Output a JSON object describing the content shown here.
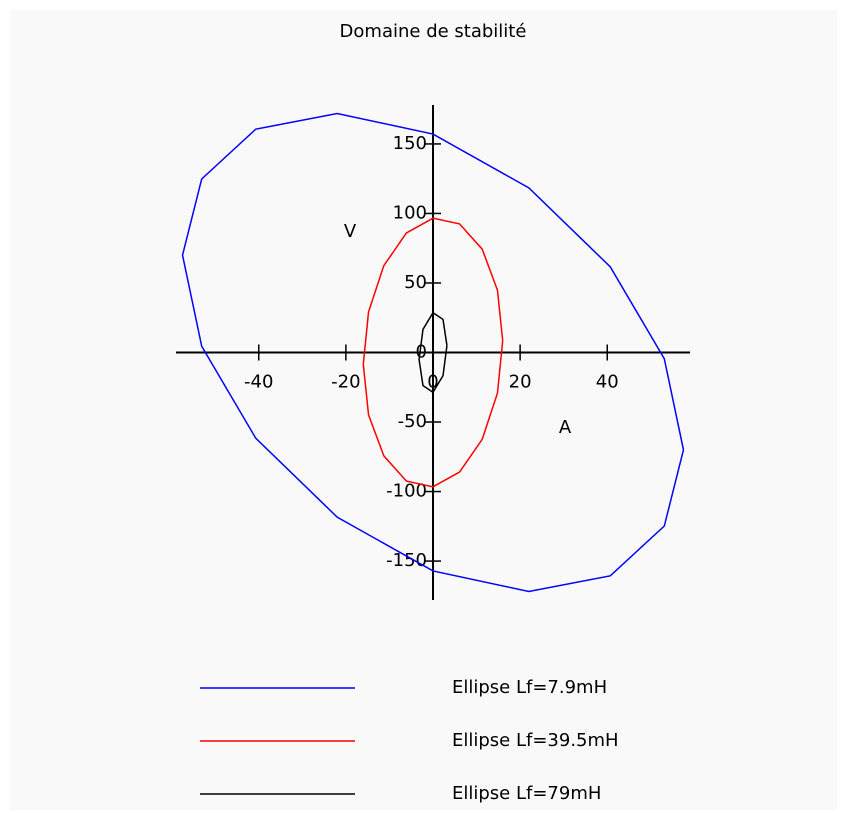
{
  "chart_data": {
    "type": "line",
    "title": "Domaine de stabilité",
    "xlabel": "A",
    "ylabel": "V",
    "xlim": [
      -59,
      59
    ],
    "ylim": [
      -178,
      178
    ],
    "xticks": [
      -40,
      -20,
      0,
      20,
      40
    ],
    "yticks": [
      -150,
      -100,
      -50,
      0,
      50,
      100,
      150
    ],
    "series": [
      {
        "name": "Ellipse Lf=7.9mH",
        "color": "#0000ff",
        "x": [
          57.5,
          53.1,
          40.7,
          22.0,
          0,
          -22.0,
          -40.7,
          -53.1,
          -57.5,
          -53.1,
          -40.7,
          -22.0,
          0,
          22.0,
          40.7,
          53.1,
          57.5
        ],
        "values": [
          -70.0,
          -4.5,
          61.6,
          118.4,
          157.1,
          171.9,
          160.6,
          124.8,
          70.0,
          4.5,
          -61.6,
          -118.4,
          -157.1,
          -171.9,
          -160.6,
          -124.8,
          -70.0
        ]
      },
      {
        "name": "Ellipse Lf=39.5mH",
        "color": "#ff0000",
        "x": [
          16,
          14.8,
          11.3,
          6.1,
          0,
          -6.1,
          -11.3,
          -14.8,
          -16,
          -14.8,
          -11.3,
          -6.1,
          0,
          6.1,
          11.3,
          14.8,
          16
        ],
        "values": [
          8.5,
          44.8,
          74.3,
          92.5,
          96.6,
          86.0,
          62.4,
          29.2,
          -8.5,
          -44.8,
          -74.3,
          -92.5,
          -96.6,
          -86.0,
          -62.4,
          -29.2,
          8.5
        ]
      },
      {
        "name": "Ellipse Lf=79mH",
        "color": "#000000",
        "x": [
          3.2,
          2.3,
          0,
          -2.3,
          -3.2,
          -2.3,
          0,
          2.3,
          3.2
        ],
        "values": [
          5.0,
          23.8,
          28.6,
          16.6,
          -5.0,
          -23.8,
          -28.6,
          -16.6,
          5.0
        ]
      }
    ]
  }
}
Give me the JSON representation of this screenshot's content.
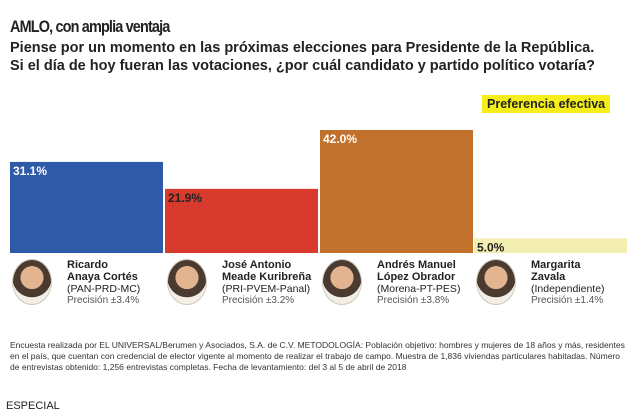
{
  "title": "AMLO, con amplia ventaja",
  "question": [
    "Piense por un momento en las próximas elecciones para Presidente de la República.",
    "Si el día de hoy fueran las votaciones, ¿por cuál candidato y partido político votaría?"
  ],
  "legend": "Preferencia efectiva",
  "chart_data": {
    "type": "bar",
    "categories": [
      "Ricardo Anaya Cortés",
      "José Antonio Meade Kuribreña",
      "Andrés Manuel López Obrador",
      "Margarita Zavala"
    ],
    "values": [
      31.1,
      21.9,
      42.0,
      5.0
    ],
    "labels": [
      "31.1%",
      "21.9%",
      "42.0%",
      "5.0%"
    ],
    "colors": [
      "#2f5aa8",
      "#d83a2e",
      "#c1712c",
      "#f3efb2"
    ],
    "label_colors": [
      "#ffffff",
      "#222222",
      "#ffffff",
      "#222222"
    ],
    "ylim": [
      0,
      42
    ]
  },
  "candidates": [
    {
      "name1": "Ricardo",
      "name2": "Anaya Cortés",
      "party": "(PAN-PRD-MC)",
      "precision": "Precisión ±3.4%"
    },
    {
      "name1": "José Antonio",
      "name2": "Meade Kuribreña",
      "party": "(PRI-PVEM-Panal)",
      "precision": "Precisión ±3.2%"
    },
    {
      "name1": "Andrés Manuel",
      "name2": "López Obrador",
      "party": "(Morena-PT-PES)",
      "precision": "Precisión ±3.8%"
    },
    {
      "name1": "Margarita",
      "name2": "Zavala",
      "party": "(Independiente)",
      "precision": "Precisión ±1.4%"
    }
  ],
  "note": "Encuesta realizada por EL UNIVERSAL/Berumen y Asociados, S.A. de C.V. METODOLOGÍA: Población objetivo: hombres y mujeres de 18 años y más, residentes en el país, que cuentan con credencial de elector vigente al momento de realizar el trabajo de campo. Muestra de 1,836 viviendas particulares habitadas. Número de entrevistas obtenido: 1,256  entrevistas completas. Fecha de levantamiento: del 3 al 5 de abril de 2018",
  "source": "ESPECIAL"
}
···
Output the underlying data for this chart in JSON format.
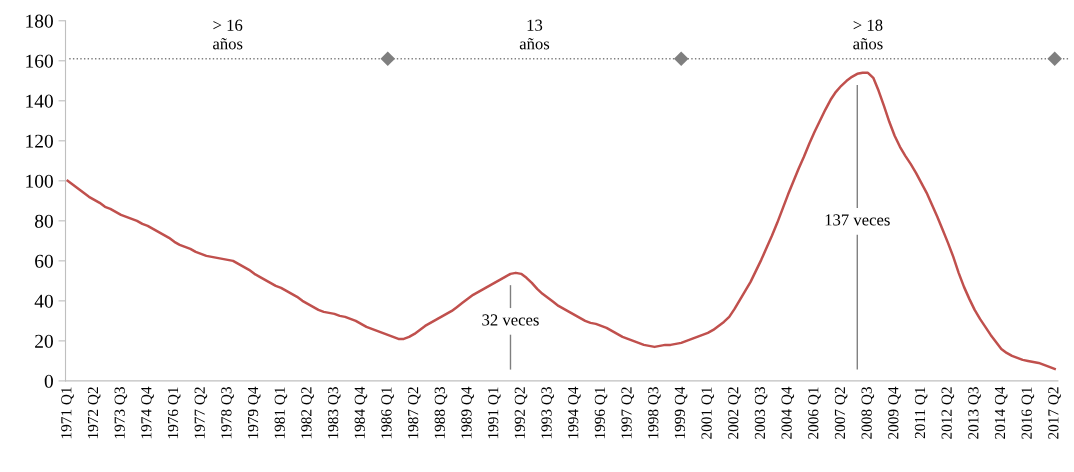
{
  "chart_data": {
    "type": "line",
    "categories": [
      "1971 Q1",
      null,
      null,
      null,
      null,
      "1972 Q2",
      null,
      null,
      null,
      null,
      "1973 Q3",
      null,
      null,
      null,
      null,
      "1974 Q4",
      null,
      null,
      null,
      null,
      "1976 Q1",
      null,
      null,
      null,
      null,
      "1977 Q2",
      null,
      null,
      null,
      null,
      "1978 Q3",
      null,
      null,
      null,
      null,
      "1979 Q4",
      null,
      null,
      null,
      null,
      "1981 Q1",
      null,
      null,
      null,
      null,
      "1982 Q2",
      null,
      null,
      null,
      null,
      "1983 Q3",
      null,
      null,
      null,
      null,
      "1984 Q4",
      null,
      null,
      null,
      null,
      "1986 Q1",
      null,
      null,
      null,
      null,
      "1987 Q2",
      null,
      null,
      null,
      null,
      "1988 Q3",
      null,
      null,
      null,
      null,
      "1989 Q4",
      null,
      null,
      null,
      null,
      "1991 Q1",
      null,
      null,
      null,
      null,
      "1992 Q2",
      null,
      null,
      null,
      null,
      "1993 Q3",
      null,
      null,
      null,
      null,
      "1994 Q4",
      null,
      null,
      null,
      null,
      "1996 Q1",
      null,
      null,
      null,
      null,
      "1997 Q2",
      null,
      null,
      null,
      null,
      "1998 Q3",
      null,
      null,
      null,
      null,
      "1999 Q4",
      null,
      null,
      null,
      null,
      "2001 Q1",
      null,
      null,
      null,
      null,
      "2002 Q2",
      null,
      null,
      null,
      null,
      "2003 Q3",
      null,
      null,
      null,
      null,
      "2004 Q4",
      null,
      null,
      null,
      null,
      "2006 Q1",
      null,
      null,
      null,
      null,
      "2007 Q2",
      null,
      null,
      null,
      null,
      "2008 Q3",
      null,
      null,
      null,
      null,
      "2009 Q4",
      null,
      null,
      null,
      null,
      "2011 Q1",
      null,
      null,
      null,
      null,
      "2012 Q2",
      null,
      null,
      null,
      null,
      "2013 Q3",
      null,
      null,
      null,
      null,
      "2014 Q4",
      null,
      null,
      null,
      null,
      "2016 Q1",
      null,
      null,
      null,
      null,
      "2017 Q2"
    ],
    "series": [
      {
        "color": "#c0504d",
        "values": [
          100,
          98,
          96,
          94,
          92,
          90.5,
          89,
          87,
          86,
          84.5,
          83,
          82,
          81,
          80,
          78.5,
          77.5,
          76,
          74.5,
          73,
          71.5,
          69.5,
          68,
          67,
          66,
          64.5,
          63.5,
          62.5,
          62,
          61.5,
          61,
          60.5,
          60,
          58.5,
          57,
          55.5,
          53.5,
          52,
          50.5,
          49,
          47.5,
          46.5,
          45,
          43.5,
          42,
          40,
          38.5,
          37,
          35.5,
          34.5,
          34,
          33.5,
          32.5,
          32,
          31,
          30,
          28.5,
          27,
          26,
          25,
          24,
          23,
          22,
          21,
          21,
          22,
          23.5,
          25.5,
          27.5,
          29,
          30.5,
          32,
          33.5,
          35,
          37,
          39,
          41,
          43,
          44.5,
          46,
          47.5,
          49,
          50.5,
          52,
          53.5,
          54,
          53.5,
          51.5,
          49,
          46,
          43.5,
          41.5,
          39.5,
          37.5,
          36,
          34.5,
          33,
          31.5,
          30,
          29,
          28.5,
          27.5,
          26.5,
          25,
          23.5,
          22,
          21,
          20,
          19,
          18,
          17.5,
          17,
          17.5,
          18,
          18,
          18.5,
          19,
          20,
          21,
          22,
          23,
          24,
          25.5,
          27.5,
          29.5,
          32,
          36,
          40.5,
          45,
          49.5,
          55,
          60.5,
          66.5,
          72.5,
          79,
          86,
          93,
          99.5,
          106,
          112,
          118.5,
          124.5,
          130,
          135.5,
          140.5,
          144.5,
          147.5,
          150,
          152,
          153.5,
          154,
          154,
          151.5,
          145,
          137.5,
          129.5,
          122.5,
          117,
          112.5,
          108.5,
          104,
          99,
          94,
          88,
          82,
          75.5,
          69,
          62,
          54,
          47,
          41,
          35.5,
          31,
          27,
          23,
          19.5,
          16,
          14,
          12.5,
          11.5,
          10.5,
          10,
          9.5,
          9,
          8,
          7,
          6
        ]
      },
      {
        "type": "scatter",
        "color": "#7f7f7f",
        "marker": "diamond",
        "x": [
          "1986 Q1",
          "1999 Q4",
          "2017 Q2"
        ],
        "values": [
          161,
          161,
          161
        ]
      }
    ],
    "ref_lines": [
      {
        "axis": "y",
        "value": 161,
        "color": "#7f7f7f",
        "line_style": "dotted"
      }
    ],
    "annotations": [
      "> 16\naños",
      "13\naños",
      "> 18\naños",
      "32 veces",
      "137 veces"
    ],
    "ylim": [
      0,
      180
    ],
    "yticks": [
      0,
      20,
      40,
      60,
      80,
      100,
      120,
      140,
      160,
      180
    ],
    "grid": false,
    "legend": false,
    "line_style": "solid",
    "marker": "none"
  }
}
···
=== Exercise instructions ===
All lines holding the word "legend" should be picked out and copied.

=== Task result ===
  "legend": "Preferencia efectiva",
    "legend": false,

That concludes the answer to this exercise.